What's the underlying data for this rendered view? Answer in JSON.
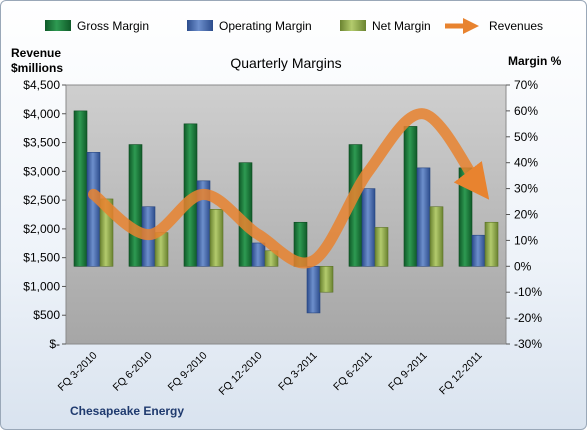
{
  "chart_data": {
    "type": "bar",
    "title": "Quarterly Margins",
    "left_axis_label_line1": "Revenue",
    "left_axis_label_line2": "$millions",
    "right_axis_label": "Margin %",
    "footer": "Chesapeake Energy",
    "categories": [
      "FQ 3-2010",
      "FQ 6-2010",
      "FQ 9-2010",
      "FQ 12-2010",
      "FQ 3-2011",
      "FQ 6-2011",
      "FQ 9-2011",
      "FQ 12-2011"
    ],
    "left_ylim": [
      0,
      4500
    ],
    "left_ticks": [
      0,
      500,
      1000,
      1500,
      2000,
      2500,
      3000,
      3500,
      4000,
      4500
    ],
    "left_tick_labels": [
      "$-",
      "$500",
      "$1,000",
      "$1,500",
      "$2,000",
      "$2,500",
      "$3,000",
      "$3,500",
      "$4,000",
      "$4,500"
    ],
    "right_ylim": [
      -30,
      70
    ],
    "right_ticks": [
      -30,
      -20,
      -10,
      0,
      10,
      20,
      30,
      40,
      50,
      60,
      70
    ],
    "right_tick_labels": [
      "-30%",
      "-20%",
      "-10%",
      "0%",
      "10%",
      "20%",
      "30%",
      "40%",
      "50%",
      "60%",
      "70%"
    ],
    "series": [
      {
        "name": "Gross Margin",
        "axis": "right",
        "kind": "bar",
        "color": "#1e7b3c",
        "values": [
          60,
          47,
          55,
          40,
          17,
          47,
          54,
          38
        ]
      },
      {
        "name": "Operating Margin",
        "axis": "right",
        "kind": "bar",
        "color": "#4a6db0",
        "values": [
          44,
          23,
          33,
          9,
          -18,
          30,
          38,
          12
        ]
      },
      {
        "name": "Net Margin",
        "axis": "right",
        "kind": "bar",
        "color": "#8faa4b",
        "values": [
          26,
          13,
          22,
          6,
          -10,
          15,
          23,
          17
        ]
      },
      {
        "name": "Revenues",
        "axis": "left",
        "kind": "line",
        "color": "#e8832f",
        "values": [
          2600,
          1900,
          2600,
          1900,
          1450,
          3000,
          4000,
          2750
        ]
      }
    ],
    "legend_position": "top",
    "grid": false
  }
}
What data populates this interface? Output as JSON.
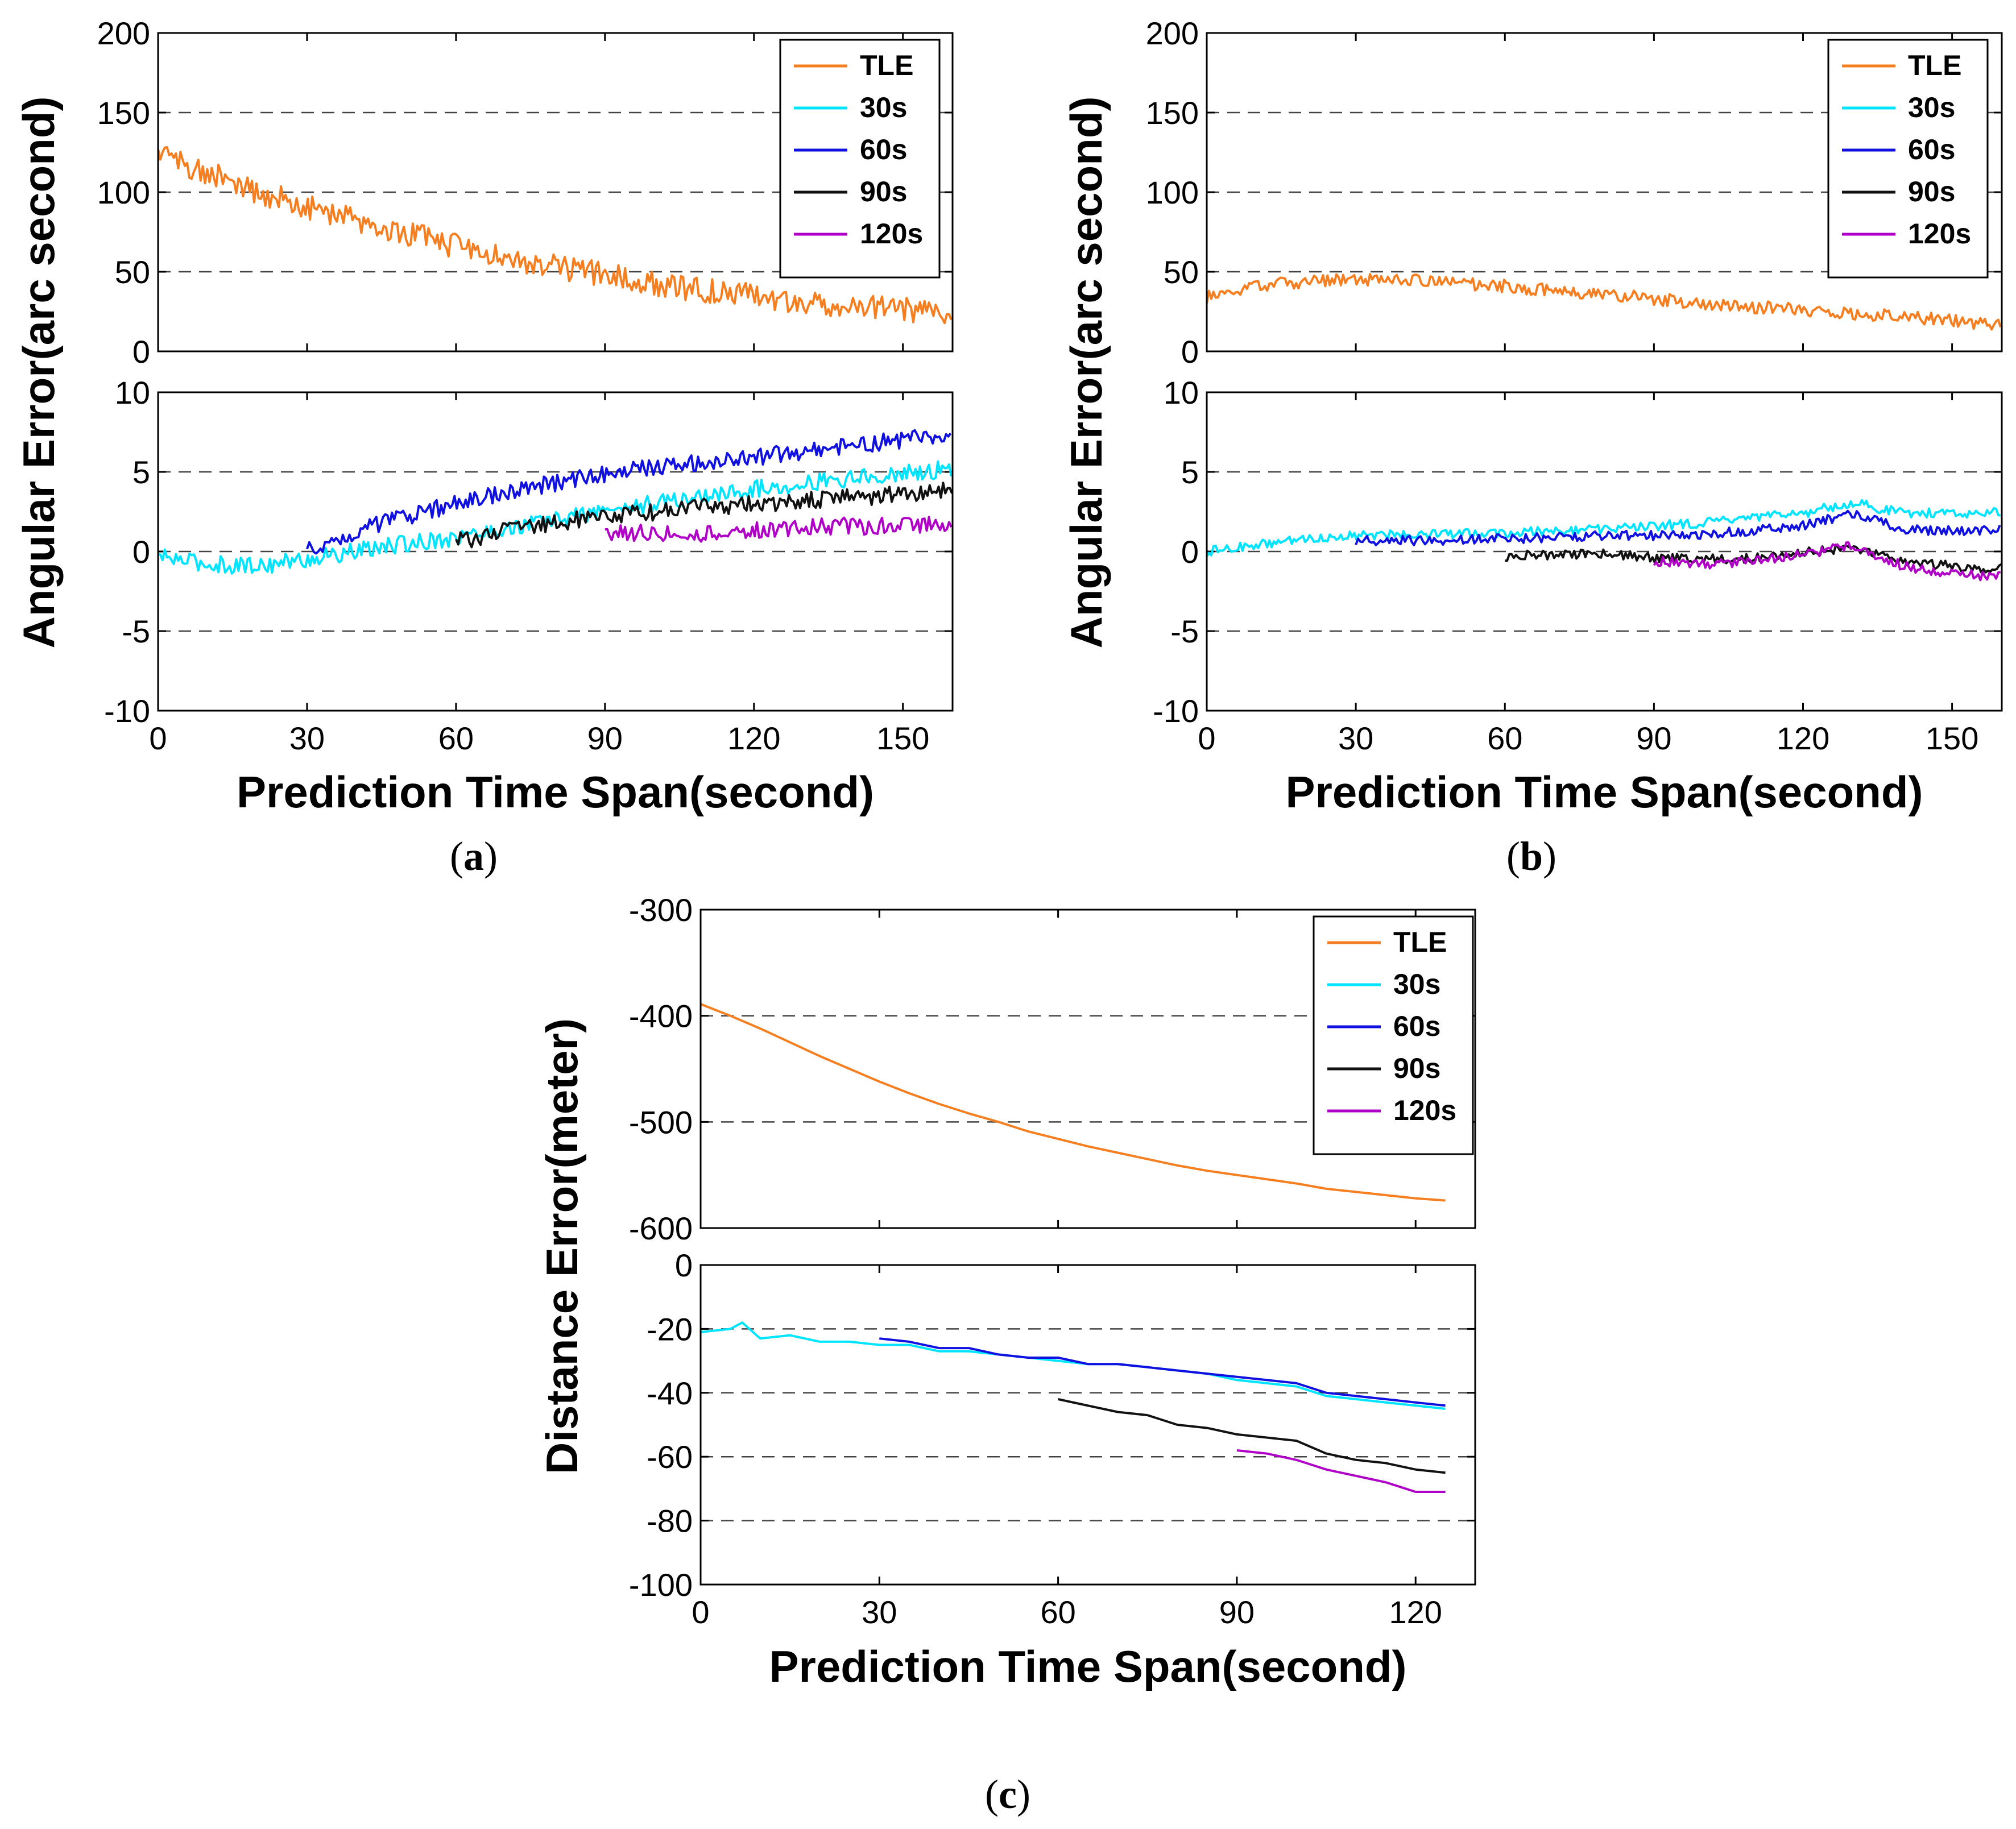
{
  "colors": {
    "TLE": "#F57F20",
    "30s": "#00E5FF",
    "60s": "#1010E0",
    "90s": "#111111",
    "120s": "#B000C8"
  },
  "legend_labels": [
    "TLE",
    "30s",
    "60s",
    "90s",
    "120s"
  ],
  "chart_data": [
    {
      "id": "a",
      "type": "line",
      "caption": "(a)",
      "xlabel": "Prediction Time Span(second)",
      "ylabel": "Angular Error(arc second)",
      "xlim": [
        0,
        160
      ],
      "xticks": [
        0,
        30,
        60,
        90,
        120,
        150
      ],
      "top": {
        "ylim": [
          0,
          200
        ],
        "yticks": [
          0,
          50,
          100,
          150,
          200
        ],
        "grid": [
          50,
          100,
          150
        ],
        "series": [
          {
            "name": "TLE",
            "x": [
              0,
              10,
              20,
              30,
              40,
              50,
              60,
              70,
              80,
              90,
              100,
              110,
              120,
              130,
              140,
              150,
              160
            ],
            "y": [
              125,
              112,
              100,
              91,
              82,
              74,
              66,
              59,
              53,
              48,
              43,
              38,
              35,
              31,
              29,
              26,
              24
            ]
          }
        ]
      },
      "bottom": {
        "ylim": [
          -10,
          10
        ],
        "yticks": [
          -10,
          -5,
          0,
          5,
          10
        ],
        "grid": [
          -5,
          0,
          5
        ],
        "series": [
          {
            "name": "30s",
            "x": [
              0,
              10,
              20,
              30,
              40,
              50,
              60,
              70,
              80,
              90,
              100,
              110,
              120,
              130,
              140,
              150,
              160
            ],
            "y": [
              -0.3,
              -0.8,
              -0.9,
              -0.5,
              0.0,
              0.5,
              0.9,
              1.4,
              2.0,
              2.6,
              3.0,
              3.5,
              3.9,
              4.3,
              4.6,
              4.9,
              5.2
            ]
          },
          {
            "name": "60s",
            "x": [
              30,
              40,
              50,
              60,
              70,
              80,
              90,
              100,
              110,
              120,
              130,
              140,
              150,
              160
            ],
            "y": [
              0.0,
              1.3,
              2.2,
              3.0,
              3.7,
              4.3,
              4.9,
              5.3,
              5.6,
              5.9,
              6.3,
              6.7,
              7.0,
              7.3
            ]
          },
          {
            "name": "90s",
            "x": [
              60,
              70,
              80,
              90,
              100,
              110,
              120,
              130,
              140,
              150,
              160
            ],
            "y": [
              0.6,
              1.3,
              1.8,
              2.2,
              2.5,
              2.8,
              3.0,
              3.2,
              3.4,
              3.6,
              3.9
            ]
          },
          {
            "name": "120s",
            "x": [
              90,
              100,
              110,
              120,
              130,
              140,
              150,
              160
            ],
            "y": [
              1.2,
              1.2,
              1.1,
              1.3,
              1.5,
              1.6,
              1.6,
              1.8
            ]
          }
        ]
      }
    },
    {
      "id": "b",
      "type": "line",
      "caption": "(b)",
      "xlabel": "Prediction Time Span(second)",
      "ylabel": "Angular Error(arc second)",
      "xlim": [
        0,
        160
      ],
      "xticks": [
        0,
        30,
        60,
        90,
        120,
        150
      ],
      "top": {
        "ylim": [
          0,
          200
        ],
        "yticks": [
          0,
          50,
          100,
          150,
          200
        ],
        "grid": [
          50,
          100,
          150
        ],
        "series": [
          {
            "name": "TLE",
            "x": [
              0,
              10,
              20,
              30,
              40,
              50,
              60,
              70,
              80,
              90,
              100,
              110,
              120,
              130,
              140,
              150,
              160
            ],
            "y": [
              34,
              41,
              44,
              45,
              45,
              43,
              41,
              38,
              36,
              33,
              30,
              28,
              26,
              24,
              22,
              19,
              17
            ]
          }
        ]
      },
      "bottom": {
        "ylim": [
          -10,
          10
        ],
        "yticks": [
          -10,
          -5,
          0,
          5,
          10
        ],
        "grid": [
          -5,
          0,
          5
        ],
        "series": [
          {
            "name": "30s",
            "x": [
              0,
              10,
              20,
              30,
              40,
              50,
              60,
              70,
              80,
              90,
              100,
              110,
              120,
              130,
              140,
              150,
              160
            ],
            "y": [
              0.0,
              0.4,
              0.8,
              1.0,
              1.1,
              1.1,
              1.2,
              1.3,
              1.4,
              1.6,
              1.8,
              2.1,
              2.4,
              3.1,
              2.4,
              2.4,
              2.5
            ]
          },
          {
            "name": "60s",
            "x": [
              30,
              40,
              50,
              60,
              70,
              80,
              90,
              100,
              110,
              120,
              130,
              140,
              150,
              160
            ],
            "y": [
              0.7,
              0.7,
              0.7,
              0.8,
              0.9,
              1.0,
              1.0,
              1.1,
              1.3,
              1.6,
              2.4,
              1.4,
              1.3,
              1.4
            ]
          },
          {
            "name": "90s",
            "x": [
              60,
              70,
              80,
              90,
              100,
              110,
              120,
              130,
              140,
              150,
              160
            ],
            "y": [
              -0.3,
              -0.2,
              -0.1,
              -0.4,
              -0.5,
              -0.4,
              -0.1,
              0.3,
              -0.6,
              -0.9,
              -1.1
            ]
          },
          {
            "name": "120s",
            "x": [
              90,
              100,
              110,
              120,
              130,
              140,
              150,
              160
            ],
            "y": [
              -0.6,
              -0.8,
              -0.6,
              -0.2,
              0.4,
              -0.9,
              -1.4,
              -1.6
            ]
          }
        ]
      }
    },
    {
      "id": "c",
      "type": "line",
      "caption": "(c)",
      "xlabel": "Prediction Time Span(second)",
      "ylabel": "Distance Error(meter)",
      "xlim": [
        0,
        130
      ],
      "xticks": [
        0,
        30,
        60,
        90,
        120
      ],
      "top": {
        "ylim": [
          -600,
          -300
        ],
        "yticks": [
          -600,
          -500,
          -400,
          -300
        ],
        "grid": [
          -500,
          -400
        ],
        "series": [
          {
            "name": "TLE",
            "x": [
              0,
              5,
              10,
              15,
              20,
              25,
              30,
              35,
              40,
              45,
              50,
              55,
              60,
              65,
              70,
              75,
              80,
              85,
              90,
              95,
              100,
              105,
              110,
              115,
              120,
              125
            ],
            "y": [
              -389,
              -400,
              -412,
              -425,
              -438,
              -450,
              -462,
              -473,
              -483,
              -492,
              -500,
              -509,
              -516,
              -523,
              -529,
              -535,
              -541,
              -546,
              -550,
              -554,
              -558,
              -563,
              -566,
              -569,
              -572,
              -574
            ]
          }
        ]
      },
      "bottom": {
        "ylim": [
          -100,
          0
        ],
        "yticks": [
          -100,
          -80,
          -60,
          -40,
          -20,
          0
        ],
        "grid": [
          -80,
          -60,
          -40,
          -20
        ],
        "series": [
          {
            "name": "30s",
            "x": [
              0,
              5,
              7,
              10,
              15,
              20,
              25,
              30,
              35,
              40,
              45,
              50,
              55,
              60,
              65,
              70,
              75,
              80,
              85,
              90,
              95,
              100,
              105,
              110,
              115,
              120,
              125
            ],
            "y": [
              -21,
              -20,
              -18,
              -23,
              -22,
              -24,
              -24,
              -25,
              -25,
              -27,
              -27,
              -28,
              -29,
              -30,
              -31,
              -31,
              -32,
              -33,
              -34,
              -36,
              -37,
              -38,
              -41,
              -42,
              -43,
              -44,
              -45
            ]
          },
          {
            "name": "60s",
            "x": [
              30,
              35,
              40,
              45,
              50,
              55,
              60,
              65,
              70,
              75,
              80,
              85,
              90,
              95,
              100,
              105,
              110,
              115,
              120,
              125
            ],
            "y": [
              -23,
              -24,
              -26,
              -26,
              -28,
              -29,
              -29,
              -31,
              -31,
              -32,
              -33,
              -34,
              -35,
              -36,
              -37,
              -40,
              -41,
              -42,
              -43,
              -44
            ]
          },
          {
            "name": "90s",
            "x": [
              60,
              65,
              70,
              75,
              80,
              85,
              90,
              95,
              100,
              105,
              110,
              115,
              120,
              125
            ],
            "y": [
              -42,
              -44,
              -46,
              -47,
              -50,
              -51,
              -53,
              -54,
              -55,
              -59,
              -61,
              -62,
              -64,
              -65
            ]
          },
          {
            "name": "120s",
            "x": [
              90,
              95,
              100,
              105,
              110,
              115,
              120,
              125
            ],
            "y": [
              -58,
              -59,
              -61,
              -64,
              -66,
              -68,
              -71,
              -71
            ]
          }
        ]
      }
    }
  ]
}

Objective –
Copy out every line of the material above that mentions the word "this".

Answer to the problem –
What's the underlying data for this rendered view? Answer in JSON.
What data populates this interface? Output as JSON.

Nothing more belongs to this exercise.